Record excerpts:
# # # # #

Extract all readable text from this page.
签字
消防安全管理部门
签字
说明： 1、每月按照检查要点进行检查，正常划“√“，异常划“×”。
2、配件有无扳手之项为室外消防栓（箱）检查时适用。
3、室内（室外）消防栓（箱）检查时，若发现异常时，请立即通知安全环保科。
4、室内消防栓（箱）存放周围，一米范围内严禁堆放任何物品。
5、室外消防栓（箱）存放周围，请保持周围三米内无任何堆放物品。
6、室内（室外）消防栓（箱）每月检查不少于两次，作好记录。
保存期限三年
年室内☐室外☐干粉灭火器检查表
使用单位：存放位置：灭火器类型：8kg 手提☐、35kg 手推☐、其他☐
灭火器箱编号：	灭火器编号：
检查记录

# # # # #

Exercise description: In the records, locate each line holding the string "存放周围" and copy it.

Task solution:
4、室内消防栓（箱）存放周围，一米范围内严禁堆放任何物品。
5、室外消防栓（箱）存放周围，请保持周围三米内无任何堆放物品。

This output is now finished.